--- BEGIN INFORMATION GIVEN ---

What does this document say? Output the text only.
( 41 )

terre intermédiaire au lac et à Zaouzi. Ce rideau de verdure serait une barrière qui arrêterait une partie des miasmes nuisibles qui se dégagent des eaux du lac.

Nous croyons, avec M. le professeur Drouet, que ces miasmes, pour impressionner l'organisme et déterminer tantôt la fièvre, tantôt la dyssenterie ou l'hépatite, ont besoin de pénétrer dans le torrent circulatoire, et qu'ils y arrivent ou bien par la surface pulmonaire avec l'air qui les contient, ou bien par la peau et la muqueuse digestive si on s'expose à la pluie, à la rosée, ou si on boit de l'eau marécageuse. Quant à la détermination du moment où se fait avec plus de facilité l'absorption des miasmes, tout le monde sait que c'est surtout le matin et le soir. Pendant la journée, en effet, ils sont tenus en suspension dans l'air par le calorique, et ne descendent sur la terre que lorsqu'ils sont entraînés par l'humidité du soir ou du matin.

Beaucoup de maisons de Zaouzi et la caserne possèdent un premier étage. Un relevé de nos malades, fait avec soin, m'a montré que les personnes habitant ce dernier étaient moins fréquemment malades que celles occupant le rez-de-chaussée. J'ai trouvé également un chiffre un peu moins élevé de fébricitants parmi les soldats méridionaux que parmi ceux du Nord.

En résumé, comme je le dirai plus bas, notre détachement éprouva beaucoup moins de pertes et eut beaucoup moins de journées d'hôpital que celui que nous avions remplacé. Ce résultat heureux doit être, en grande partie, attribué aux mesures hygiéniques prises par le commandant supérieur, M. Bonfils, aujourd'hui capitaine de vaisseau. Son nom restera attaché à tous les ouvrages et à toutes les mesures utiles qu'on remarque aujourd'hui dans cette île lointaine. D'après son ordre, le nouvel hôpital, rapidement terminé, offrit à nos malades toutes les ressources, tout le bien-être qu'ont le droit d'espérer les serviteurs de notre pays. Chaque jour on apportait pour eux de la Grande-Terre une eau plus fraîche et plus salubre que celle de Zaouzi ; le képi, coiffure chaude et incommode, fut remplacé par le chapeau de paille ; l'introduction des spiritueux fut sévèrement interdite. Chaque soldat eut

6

--- END INFORMATION GIVEN ---

• _REQUIRED TASK_: Only lines that contain the word "partie" are wanted; copy each of them.

• _RESULT OF THIS EXERCISE_:
terre intermédiaire au lac et à Zaouzi. Ce rideau de verdure serait une barrière qui arrêterait une partie des miasmes nuisibles qui se dégagent des eaux du lac.
En résumé, comme je le dirai plus bas, notre détachement éprouva beaucoup moins de pertes et eut beaucoup moins de journées d'hôpital que celui que nous avions remplacé. Ce résultat heureux doit être, en grande partie, attribué aux mesures hygiéniques prises par le commandant supérieur, M. Bonfils, aujourd'hui capitaine de vaisseau. Son nom restera attaché à tous les ouvrages et à toutes les mesures utiles qu'on remarque aujourd'hui dans cette île lointaine. D'après son ordre, le nouvel hôpital, rapidement terminé, offrit à nos malades toutes les ressources, tout le bien-être qu'ont le droit d'espérer les serviteurs de notre pays. Chaque jour on apportait pour eux de la Grande-Terre une eau plus fraîche et plus salubre que celle de Zaouzi ; le képi, coiffure chaude et incommode, fut remplacé par le chapeau de paille ; l'introduction des spiritueux fut sévèrement interdite. Chaque soldat eut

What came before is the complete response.